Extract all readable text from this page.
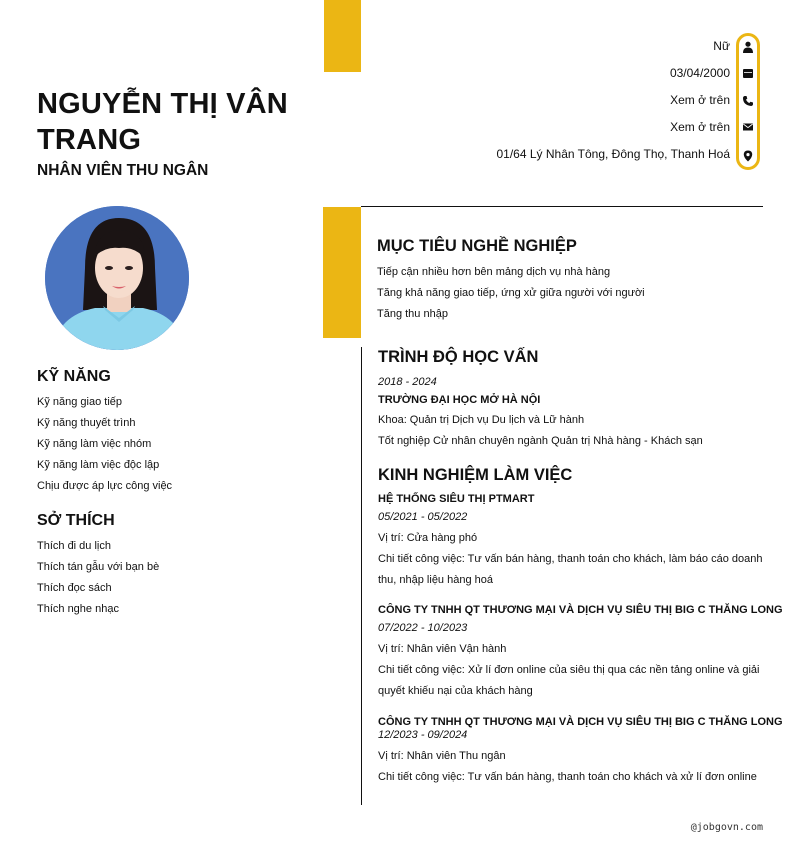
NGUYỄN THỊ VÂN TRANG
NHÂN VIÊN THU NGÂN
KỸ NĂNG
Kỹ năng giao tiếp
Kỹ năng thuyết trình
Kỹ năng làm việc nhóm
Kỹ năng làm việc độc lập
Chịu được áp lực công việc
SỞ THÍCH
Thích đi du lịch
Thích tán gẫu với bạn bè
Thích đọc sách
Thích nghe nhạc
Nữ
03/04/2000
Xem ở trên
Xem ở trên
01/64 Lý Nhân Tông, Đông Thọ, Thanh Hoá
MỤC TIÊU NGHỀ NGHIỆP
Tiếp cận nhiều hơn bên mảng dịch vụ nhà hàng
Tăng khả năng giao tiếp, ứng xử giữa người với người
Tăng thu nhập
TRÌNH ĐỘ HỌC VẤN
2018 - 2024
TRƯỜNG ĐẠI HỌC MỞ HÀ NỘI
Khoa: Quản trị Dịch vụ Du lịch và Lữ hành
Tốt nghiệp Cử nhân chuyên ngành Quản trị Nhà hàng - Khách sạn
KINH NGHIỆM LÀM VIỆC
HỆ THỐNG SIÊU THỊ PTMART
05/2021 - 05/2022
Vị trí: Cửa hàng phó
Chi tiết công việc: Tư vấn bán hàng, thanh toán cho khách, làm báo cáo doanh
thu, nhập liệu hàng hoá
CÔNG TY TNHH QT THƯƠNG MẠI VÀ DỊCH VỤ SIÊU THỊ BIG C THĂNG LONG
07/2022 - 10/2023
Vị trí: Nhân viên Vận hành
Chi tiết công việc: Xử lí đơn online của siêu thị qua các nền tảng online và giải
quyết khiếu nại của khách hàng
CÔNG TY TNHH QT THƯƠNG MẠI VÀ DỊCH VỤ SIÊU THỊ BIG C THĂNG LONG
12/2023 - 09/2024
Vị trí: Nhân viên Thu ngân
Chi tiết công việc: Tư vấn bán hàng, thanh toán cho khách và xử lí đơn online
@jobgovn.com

==

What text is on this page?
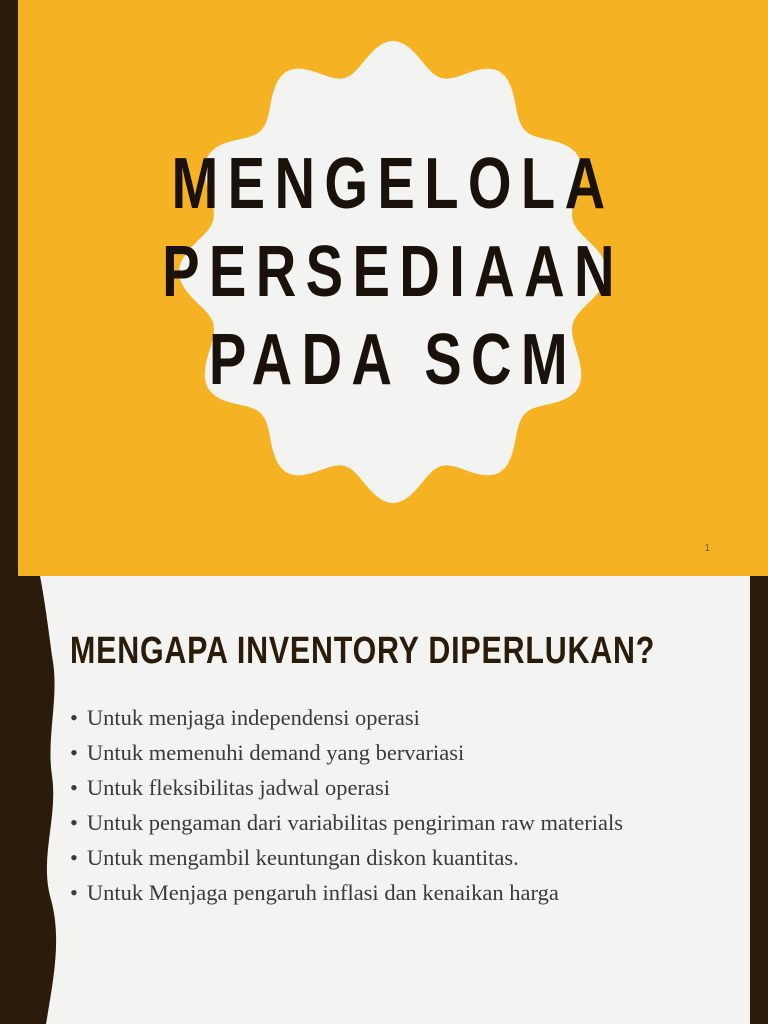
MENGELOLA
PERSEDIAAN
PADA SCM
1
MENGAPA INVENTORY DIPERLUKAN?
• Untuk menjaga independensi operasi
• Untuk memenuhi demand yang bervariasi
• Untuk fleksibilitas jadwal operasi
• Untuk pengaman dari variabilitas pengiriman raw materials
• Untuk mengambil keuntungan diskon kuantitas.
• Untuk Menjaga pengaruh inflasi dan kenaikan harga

* * *

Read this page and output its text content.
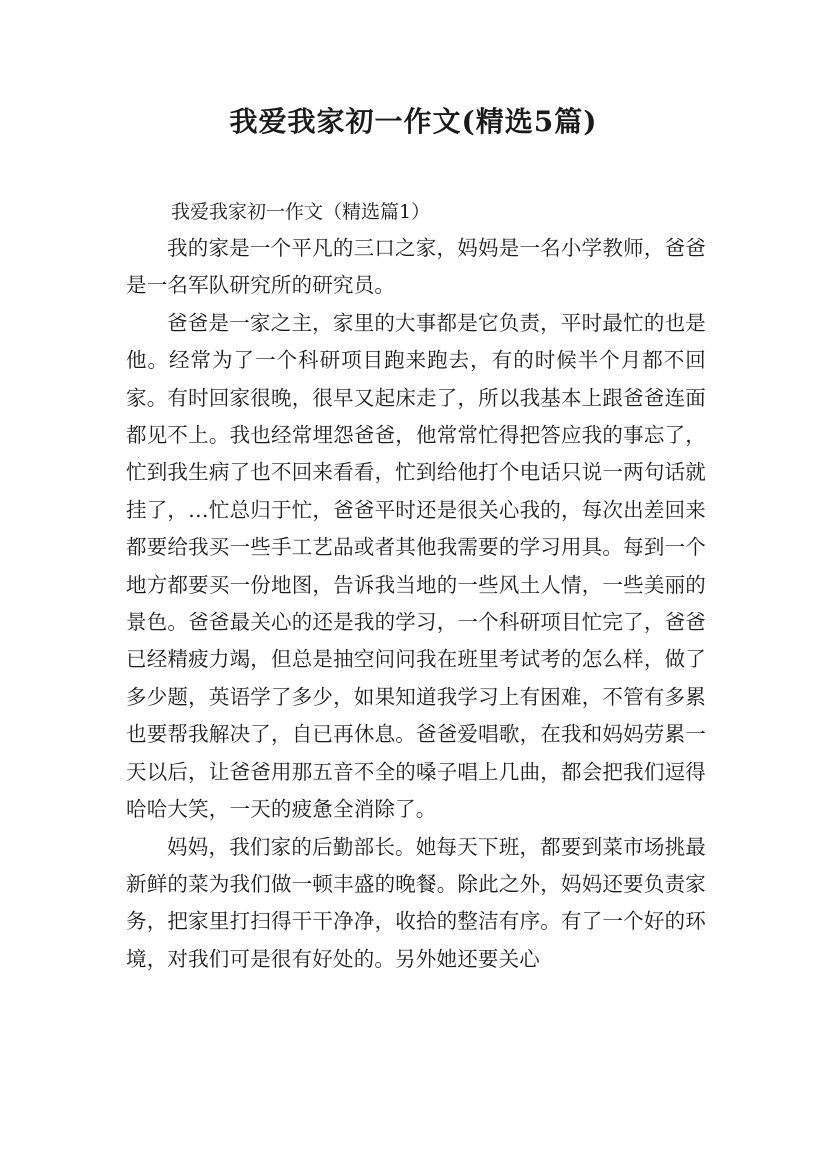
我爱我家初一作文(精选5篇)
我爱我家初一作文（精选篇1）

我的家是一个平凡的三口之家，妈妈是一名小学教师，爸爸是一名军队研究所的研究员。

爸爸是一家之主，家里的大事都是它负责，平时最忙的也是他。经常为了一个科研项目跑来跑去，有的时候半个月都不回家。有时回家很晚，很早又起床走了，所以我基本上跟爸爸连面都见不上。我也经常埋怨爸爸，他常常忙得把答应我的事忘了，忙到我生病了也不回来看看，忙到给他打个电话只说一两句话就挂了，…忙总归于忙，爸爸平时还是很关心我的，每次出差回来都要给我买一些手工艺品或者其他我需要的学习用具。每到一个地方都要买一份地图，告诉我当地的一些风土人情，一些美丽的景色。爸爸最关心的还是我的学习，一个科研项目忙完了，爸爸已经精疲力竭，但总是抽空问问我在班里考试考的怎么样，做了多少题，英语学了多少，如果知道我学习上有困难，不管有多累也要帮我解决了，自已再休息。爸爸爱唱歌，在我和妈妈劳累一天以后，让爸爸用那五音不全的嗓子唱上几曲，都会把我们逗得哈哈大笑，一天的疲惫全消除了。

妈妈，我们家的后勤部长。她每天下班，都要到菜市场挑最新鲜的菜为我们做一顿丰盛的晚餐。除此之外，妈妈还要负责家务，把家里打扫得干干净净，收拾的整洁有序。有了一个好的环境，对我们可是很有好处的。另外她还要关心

DESCRIPTION OF THE TASK
Take every line from the data above that holds "toán" and copy it out.

RESULT FOR THIS TASK
Chi tiết công việc: Tư vấn bán hàng, thanh toán cho khách, làm báo cáo doanh
Chi tiết công việc: Tư vấn bán hàng, thanh toán cho khách và xử lí đơn online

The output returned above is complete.